** DIRECTIVE **
Find the lines holding the word "Output" and collect them.

▬▬▬▬▬▬▬▬▬▬

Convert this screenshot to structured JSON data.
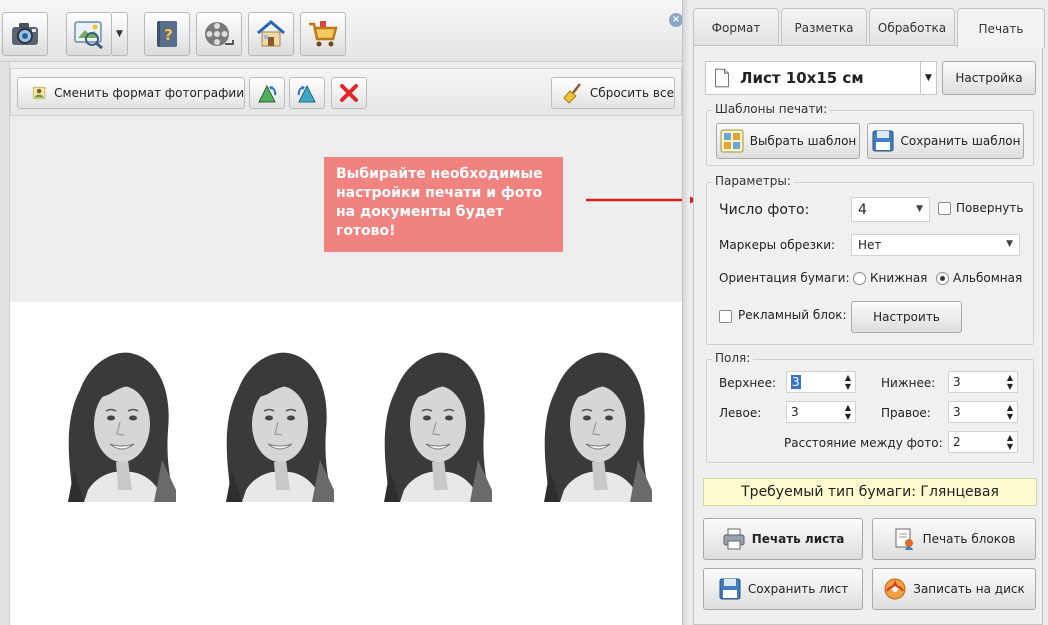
{
  "toolbar": {
    "buttons": [
      {
        "name": "camera-button",
        "icon": "camera-icon"
      },
      {
        "name": "photo-editor-button",
        "icon": "photo-editor-icon"
      },
      {
        "name": "help-book-button",
        "icon": "help-book-icon"
      },
      {
        "name": "video-button",
        "icon": "film-reel-icon"
      },
      {
        "name": "home-button",
        "icon": "house-icon"
      },
      {
        "name": "shop-button",
        "icon": "cart-icon"
      }
    ],
    "close_glyph": "×"
  },
  "subtoolbar": {
    "change_format_label": "Сменить формат фотографии",
    "reset_all_label": "Сбросить все"
  },
  "callout": {
    "text": "Выбирайте необходимые настройки печати и фото на документы будет готово!"
  },
  "tabs": [
    {
      "label": "Формат",
      "active": false
    },
    {
      "label": "Разметка",
      "active": false
    },
    {
      "label": "Обработка",
      "active": false
    },
    {
      "label": "Печать",
      "active": true
    }
  ],
  "sheet": {
    "selected": "Лист 10x15 см",
    "settings_label": "Настройка"
  },
  "templates": {
    "title": "Шаблоны печати:",
    "choose_label": "Выбрать шаблон",
    "save_label": "Сохранить шаблон"
  },
  "params": {
    "title": "Параметры:",
    "photo_count_label": "Число фото:",
    "photo_count_value": "4",
    "rotate_label": "Повернуть",
    "crop_markers_label": "Маркеры обрезки:",
    "crop_markers_value": "Нет",
    "orientation_label": "Ориентация бумаги:",
    "portrait_label": "Книжная",
    "landscape_label": "Альбомная",
    "orientation_selected": "landscape",
    "ad_block_label": "Рекламный блок:",
    "configure_label": "Настроить"
  },
  "margins": {
    "title": "Поля:",
    "top_label": "Верхнее:",
    "top_value": "3",
    "bottom_label": "Нижнее:",
    "bottom_value": "3",
    "left_label": "Левое:",
    "left_value": "3",
    "right_label": "Правое:",
    "right_value": "3",
    "spacing_label": "Расстояние между фото:",
    "spacing_value": "2"
  },
  "paper_note": "Требуемый тип бумаги: Глянцевая",
  "actions": {
    "print_sheet": "Печать листа",
    "print_blocks": "Печать блоков",
    "save_sheet": "Сохранить лист",
    "burn_disc": "Записать на диск"
  },
  "colors": {
    "callout_bg": "#f08280",
    "arrow": "#d42020",
    "paper_note_bg": "#fbfbcf",
    "selection": "#3b74c6"
  }
}
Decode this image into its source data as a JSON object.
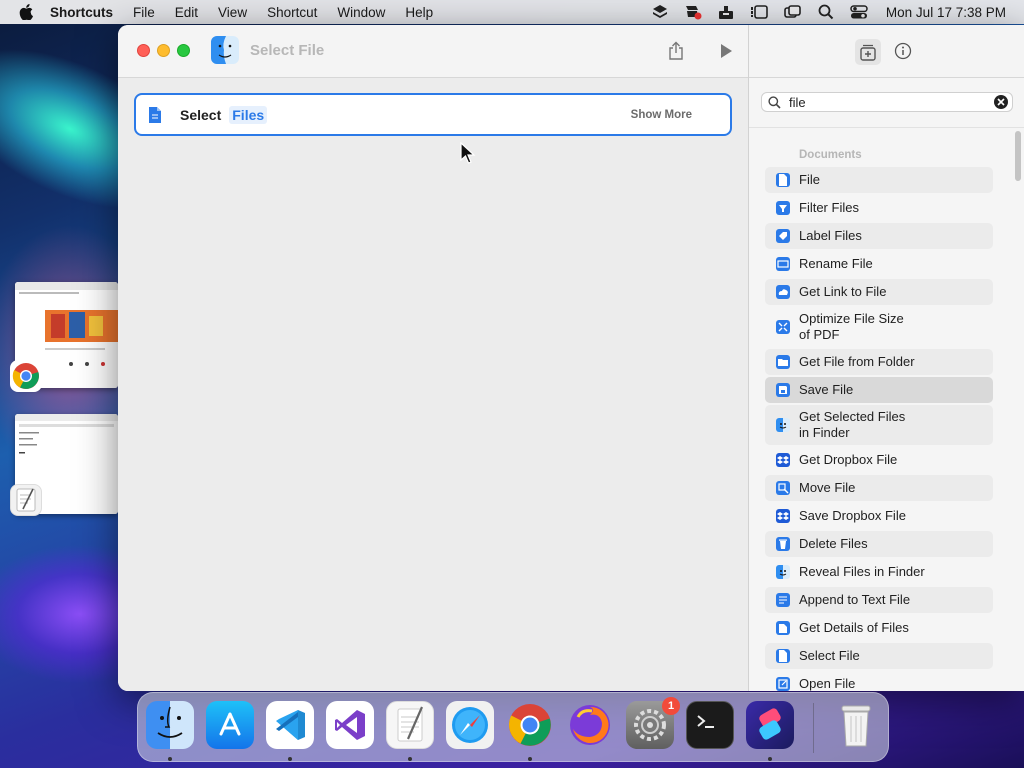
{
  "menubar": {
    "app_name": "Shortcuts",
    "menus": [
      "File",
      "Edit",
      "View",
      "Shortcut",
      "Window",
      "Help"
    ],
    "clock": "Mon Jul 17  7:38 PM"
  },
  "window": {
    "title": "Select File",
    "action": {
      "label": "Select",
      "parameter": "Files",
      "show_more": "Show More"
    }
  },
  "sidebar": {
    "search_query": "file",
    "section_title": "Documents",
    "items": [
      {
        "label": "File",
        "icon": "doc-icon",
        "color": "#2b7ae8"
      },
      {
        "label": "Filter Files",
        "icon": "filter-icon",
        "color": "#2b7ae8"
      },
      {
        "label": "Label Files",
        "icon": "tag-icon",
        "color": "#2b7ae8"
      },
      {
        "label": "Rename File",
        "icon": "rename-icon",
        "color": "#2b7ae8"
      },
      {
        "label": "Get Link to File",
        "icon": "cloud-icon",
        "color": "#2b7ae8"
      },
      {
        "label": "Optimize File Size of PDF",
        "icon": "compress-icon",
        "color": "#2b7ae8"
      },
      {
        "label": "Get File from Folder",
        "icon": "folder-icon",
        "color": "#2b7ae8"
      },
      {
        "label": "Save File",
        "icon": "save-icon",
        "color": "#2b7ae8"
      },
      {
        "label": "Get Selected Files in Finder",
        "icon": "finder-icon",
        "color": "#2b7ae8"
      },
      {
        "label": "Get Dropbox File",
        "icon": "dropbox-icon",
        "color": "#1e5ad6"
      },
      {
        "label": "Move File",
        "icon": "move-icon",
        "color": "#2b7ae8"
      },
      {
        "label": "Save Dropbox File",
        "icon": "dropbox-icon",
        "color": "#1e5ad6"
      },
      {
        "label": "Delete Files",
        "icon": "trash-icon",
        "color": "#2b7ae8"
      },
      {
        "label": "Reveal Files in Finder",
        "icon": "finder-icon",
        "color": "#2b7ae8"
      },
      {
        "label": "Append to Text File",
        "icon": "text-icon",
        "color": "#2b7ae8"
      },
      {
        "label": "Get Details of Files",
        "icon": "details-icon",
        "color": "#2b7ae8"
      },
      {
        "label": "Select File",
        "icon": "doc-icon",
        "color": "#2b7ae8"
      },
      {
        "label": "Open File",
        "icon": "open-icon",
        "color": "#2b7ae8"
      }
    ]
  },
  "dock": {
    "apps": [
      "Finder",
      "App Store",
      "Visual Studio Code",
      "Visual Studio",
      "TextEdit",
      "Safari",
      "Google Chrome",
      "Firefox",
      "System Settings",
      "Terminal",
      "Shortcuts",
      "Trash"
    ],
    "system_settings_badge": "1"
  },
  "colors": {
    "accent": "#2b7ae8",
    "close": "#ff5f57",
    "minimize": "#febc2e",
    "maximize": "#28c840"
  }
}
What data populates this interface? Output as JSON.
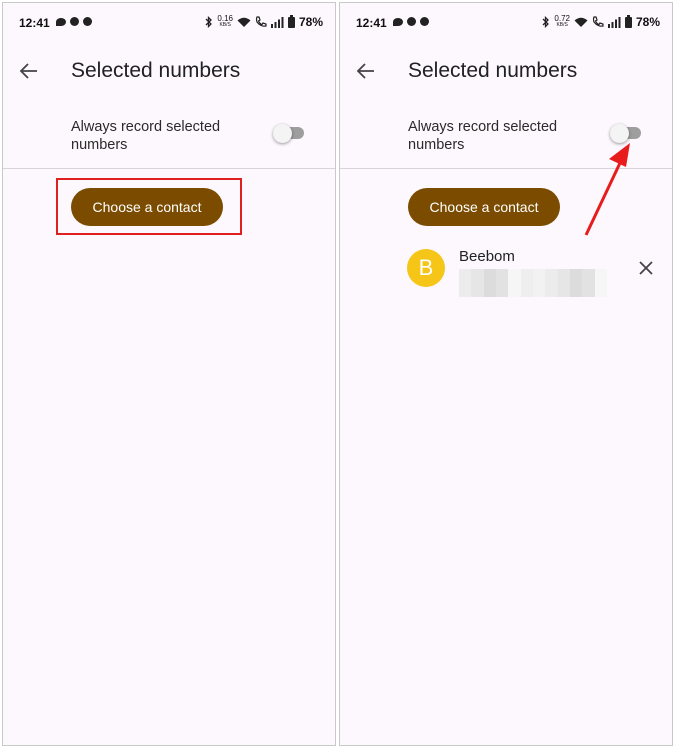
{
  "left": {
    "status": {
      "time": "12:41",
      "speed_value": "0.16",
      "speed_unit": "KB/S",
      "battery": "78%"
    },
    "title": "Selected numbers",
    "setting_label": "Always record selected numbers",
    "toggle_on": false,
    "button_label": "Choose a contact"
  },
  "right": {
    "status": {
      "time": "12:41",
      "speed_value": "0.72",
      "speed_unit": "KB/S",
      "battery": "78%"
    },
    "title": "Selected numbers",
    "setting_label": "Always record selected numbers",
    "toggle_on": false,
    "button_label": "Choose a contact",
    "contact": {
      "initial": "B",
      "name": "Beebom"
    }
  },
  "colors": {
    "button_bg": "#7b4c00",
    "avatar_bg": "#f5c518",
    "highlight": "#e02020",
    "page_bg": "#fdf8fd"
  },
  "icons": [
    "back-arrow-icon",
    "close-icon",
    "bluetooth-icon",
    "wifi-icon",
    "call-icon",
    "signal-icon",
    "battery-icon",
    "chat-icon",
    "facebook-icon"
  ]
}
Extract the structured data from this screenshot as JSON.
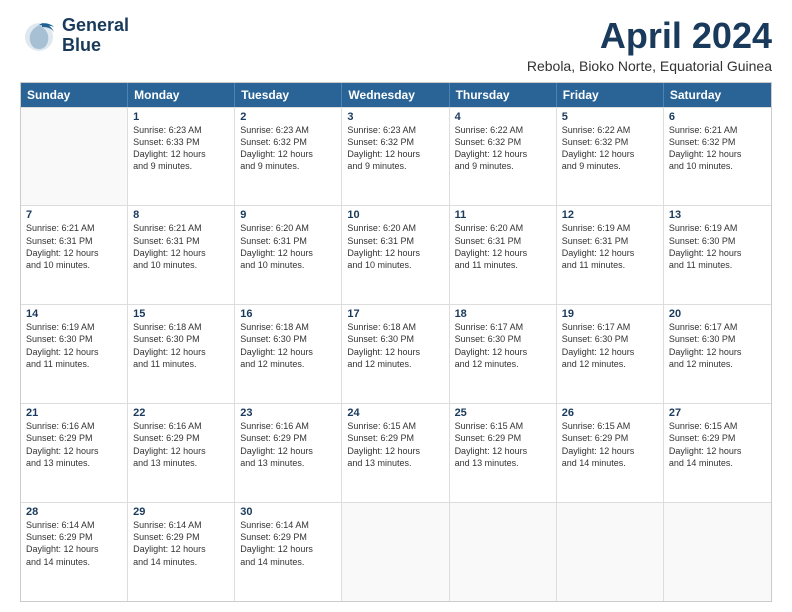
{
  "header": {
    "logo_line1": "General",
    "logo_line2": "Blue",
    "main_title": "April 2024",
    "subtitle": "Rebola, Bioko Norte, Equatorial Guinea"
  },
  "days_of_week": [
    "Sunday",
    "Monday",
    "Tuesday",
    "Wednesday",
    "Thursday",
    "Friday",
    "Saturday"
  ],
  "weeks": [
    [
      {
        "day": "",
        "lines": []
      },
      {
        "day": "1",
        "lines": [
          "Sunrise: 6:23 AM",
          "Sunset: 6:33 PM",
          "Daylight: 12 hours",
          "and 9 minutes."
        ]
      },
      {
        "day": "2",
        "lines": [
          "Sunrise: 6:23 AM",
          "Sunset: 6:32 PM",
          "Daylight: 12 hours",
          "and 9 minutes."
        ]
      },
      {
        "day": "3",
        "lines": [
          "Sunrise: 6:23 AM",
          "Sunset: 6:32 PM",
          "Daylight: 12 hours",
          "and 9 minutes."
        ]
      },
      {
        "day": "4",
        "lines": [
          "Sunrise: 6:22 AM",
          "Sunset: 6:32 PM",
          "Daylight: 12 hours",
          "and 9 minutes."
        ]
      },
      {
        "day": "5",
        "lines": [
          "Sunrise: 6:22 AM",
          "Sunset: 6:32 PM",
          "Daylight: 12 hours",
          "and 9 minutes."
        ]
      },
      {
        "day": "6",
        "lines": [
          "Sunrise: 6:21 AM",
          "Sunset: 6:32 PM",
          "Daylight: 12 hours",
          "and 10 minutes."
        ]
      }
    ],
    [
      {
        "day": "7",
        "lines": [
          "Sunrise: 6:21 AM",
          "Sunset: 6:31 PM",
          "Daylight: 12 hours",
          "and 10 minutes."
        ]
      },
      {
        "day": "8",
        "lines": [
          "Sunrise: 6:21 AM",
          "Sunset: 6:31 PM",
          "Daylight: 12 hours",
          "and 10 minutes."
        ]
      },
      {
        "day": "9",
        "lines": [
          "Sunrise: 6:20 AM",
          "Sunset: 6:31 PM",
          "Daylight: 12 hours",
          "and 10 minutes."
        ]
      },
      {
        "day": "10",
        "lines": [
          "Sunrise: 6:20 AM",
          "Sunset: 6:31 PM",
          "Daylight: 12 hours",
          "and 10 minutes."
        ]
      },
      {
        "day": "11",
        "lines": [
          "Sunrise: 6:20 AM",
          "Sunset: 6:31 PM",
          "Daylight: 12 hours",
          "and 11 minutes."
        ]
      },
      {
        "day": "12",
        "lines": [
          "Sunrise: 6:19 AM",
          "Sunset: 6:31 PM",
          "Daylight: 12 hours",
          "and 11 minutes."
        ]
      },
      {
        "day": "13",
        "lines": [
          "Sunrise: 6:19 AM",
          "Sunset: 6:30 PM",
          "Daylight: 12 hours",
          "and 11 minutes."
        ]
      }
    ],
    [
      {
        "day": "14",
        "lines": [
          "Sunrise: 6:19 AM",
          "Sunset: 6:30 PM",
          "Daylight: 12 hours",
          "and 11 minutes."
        ]
      },
      {
        "day": "15",
        "lines": [
          "Sunrise: 6:18 AM",
          "Sunset: 6:30 PM",
          "Daylight: 12 hours",
          "and 11 minutes."
        ]
      },
      {
        "day": "16",
        "lines": [
          "Sunrise: 6:18 AM",
          "Sunset: 6:30 PM",
          "Daylight: 12 hours",
          "and 12 minutes."
        ]
      },
      {
        "day": "17",
        "lines": [
          "Sunrise: 6:18 AM",
          "Sunset: 6:30 PM",
          "Daylight: 12 hours",
          "and 12 minutes."
        ]
      },
      {
        "day": "18",
        "lines": [
          "Sunrise: 6:17 AM",
          "Sunset: 6:30 PM",
          "Daylight: 12 hours",
          "and 12 minutes."
        ]
      },
      {
        "day": "19",
        "lines": [
          "Sunrise: 6:17 AM",
          "Sunset: 6:30 PM",
          "Daylight: 12 hours",
          "and 12 minutes."
        ]
      },
      {
        "day": "20",
        "lines": [
          "Sunrise: 6:17 AM",
          "Sunset: 6:30 PM",
          "Daylight: 12 hours",
          "and 12 minutes."
        ]
      }
    ],
    [
      {
        "day": "21",
        "lines": [
          "Sunrise: 6:16 AM",
          "Sunset: 6:29 PM",
          "Daylight: 12 hours",
          "and 13 minutes."
        ]
      },
      {
        "day": "22",
        "lines": [
          "Sunrise: 6:16 AM",
          "Sunset: 6:29 PM",
          "Daylight: 12 hours",
          "and 13 minutes."
        ]
      },
      {
        "day": "23",
        "lines": [
          "Sunrise: 6:16 AM",
          "Sunset: 6:29 PM",
          "Daylight: 12 hours",
          "and 13 minutes."
        ]
      },
      {
        "day": "24",
        "lines": [
          "Sunrise: 6:15 AM",
          "Sunset: 6:29 PM",
          "Daylight: 12 hours",
          "and 13 minutes."
        ]
      },
      {
        "day": "25",
        "lines": [
          "Sunrise: 6:15 AM",
          "Sunset: 6:29 PM",
          "Daylight: 12 hours",
          "and 13 minutes."
        ]
      },
      {
        "day": "26",
        "lines": [
          "Sunrise: 6:15 AM",
          "Sunset: 6:29 PM",
          "Daylight: 12 hours",
          "and 14 minutes."
        ]
      },
      {
        "day": "27",
        "lines": [
          "Sunrise: 6:15 AM",
          "Sunset: 6:29 PM",
          "Daylight: 12 hours",
          "and 14 minutes."
        ]
      }
    ],
    [
      {
        "day": "28",
        "lines": [
          "Sunrise: 6:14 AM",
          "Sunset: 6:29 PM",
          "Daylight: 12 hours",
          "and 14 minutes."
        ]
      },
      {
        "day": "29",
        "lines": [
          "Sunrise: 6:14 AM",
          "Sunset: 6:29 PM",
          "Daylight: 12 hours",
          "and 14 minutes."
        ]
      },
      {
        "day": "30",
        "lines": [
          "Sunrise: 6:14 AM",
          "Sunset: 6:29 PM",
          "Daylight: 12 hours",
          "and 14 minutes."
        ]
      },
      {
        "day": "",
        "lines": []
      },
      {
        "day": "",
        "lines": []
      },
      {
        "day": "",
        "lines": []
      },
      {
        "day": "",
        "lines": []
      }
    ]
  ]
}
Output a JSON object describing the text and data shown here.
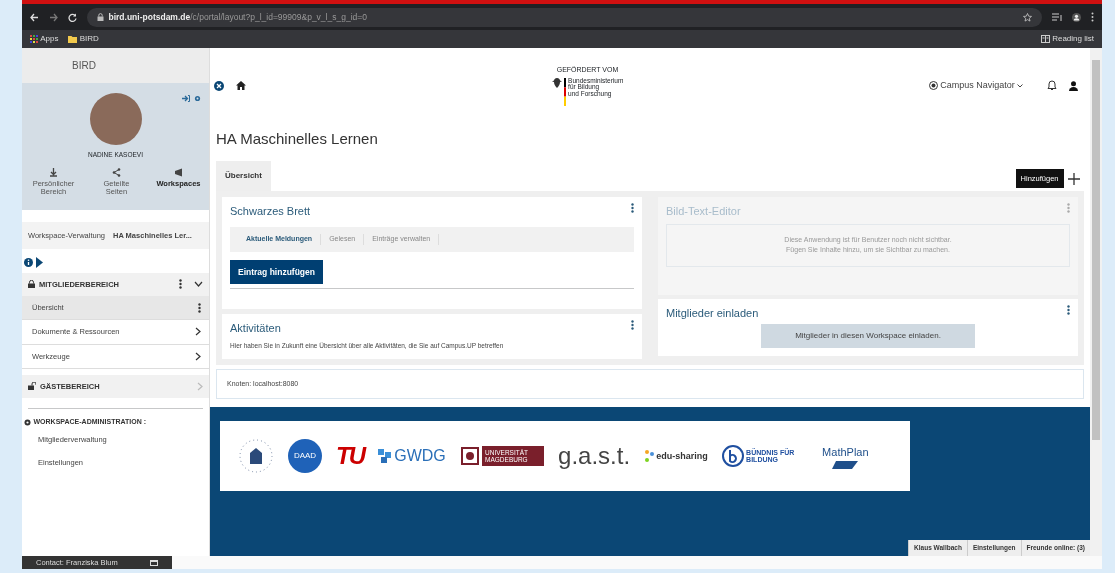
{
  "browser": {
    "url_host": "bird.uni-potsdam.de",
    "url_path": "/c/portal/layout?p_l_id=99909&p_v_l_s_g_id=0",
    "bookmarks": [
      "Apps",
      "BIRD"
    ],
    "reading_list": "Reading list"
  },
  "sidebar": {
    "title": "BIRD",
    "user_name": "NADINE KASOEVI",
    "nav": [
      {
        "label": "Persönlicher Bereich",
        "selected": false
      },
      {
        "label": "Geteilte Seiten",
        "selected": false
      },
      {
        "label": "Workspaces",
        "selected": true
      }
    ],
    "breadcrumb": [
      "Workspace-Verwaltung",
      "HA Maschinelles Ler..."
    ],
    "sections": [
      {
        "title": "MITGLIEDERBEREICH",
        "kind": "locked",
        "expanded": true,
        "items": [
          {
            "label": "Übersicht",
            "selected": true
          },
          {
            "label": "Dokumente & Ressourcen",
            "selected": false
          },
          {
            "label": "Werkzeuge",
            "selected": false
          }
        ]
      },
      {
        "title": "GÄSTEBEREICH",
        "kind": "unlocked",
        "expanded": false
      }
    ],
    "admin": {
      "title": "WORKSPACE-ADMINISTRATION :",
      "items": [
        "Mitgliederverwaltung",
        "Einstellungen"
      ]
    }
  },
  "header": {
    "sponsor_caption": "GEFÖRDERT VOM",
    "sponsor_lines": [
      "Bundesministerium",
      "für Bildung",
      "und Forschung"
    ],
    "navigator": "Campus Navigator"
  },
  "page": {
    "title": "HA Maschinelles Lernen",
    "tabs": [
      {
        "label": "Übersicht",
        "selected": true
      }
    ],
    "tooltip": "Hinzufügen"
  },
  "bulletin": {
    "title": "Schwarzes Brett",
    "tabs": [
      {
        "label": "Aktuelle Meldungen",
        "selected": true
      },
      {
        "label": "Gelesen",
        "selected": false
      },
      {
        "label": "Einträge verwalten",
        "selected": false
      }
    ],
    "button": "Eintrag hinzufügen"
  },
  "activities": {
    "title": "Aktivitäten",
    "text": "Hier haben Sie in Zukunft eine Übersicht über alle Aktivitäten, die Sie auf Campus.UP betreffen"
  },
  "editor": {
    "title": "Bild-Text-Editor",
    "hidden": true,
    "notice": [
      "Diese Anwendung ist für Benutzer noch nicht sichtbar.",
      "Fügen Sie Inhalte hinzu, um sie Sichtbar zu machen."
    ]
  },
  "invite": {
    "title": "Mitglieder einladen",
    "button": "Mitglieder in diesen Workspace einladen."
  },
  "node": "Knoten: localhost:8080",
  "partners": [
    {
      "kind": "seal"
    },
    {
      "kind": "circle",
      "text": "DAAD"
    },
    {
      "kind": "red",
      "text": "TU"
    },
    {
      "kind": "gwdg",
      "text": "GWDG"
    },
    {
      "kind": "boxed",
      "text": "UNIVERSITÄT MAGDEBURG"
    },
    {
      "kind": "big",
      "text": "g.a.s.t."
    },
    {
      "kind": "edu",
      "text": "edu-sharing"
    },
    {
      "kind": "ring",
      "text": "BÜNDNIS FÜR BILDUNG"
    },
    {
      "kind": "math",
      "text": "MathPlan"
    }
  ],
  "status_bar": [
    "Klaus Wallbach",
    "Einstellungen",
    "Freunde online: (3)"
  ],
  "chat": "Contact: Franziska Blum"
}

▬▬▬▬▬▬▬▬▬▬

** FINAL RESULT **
What data populates this interface? Output as JSON.
Output a JSON object describing the text and data shown here.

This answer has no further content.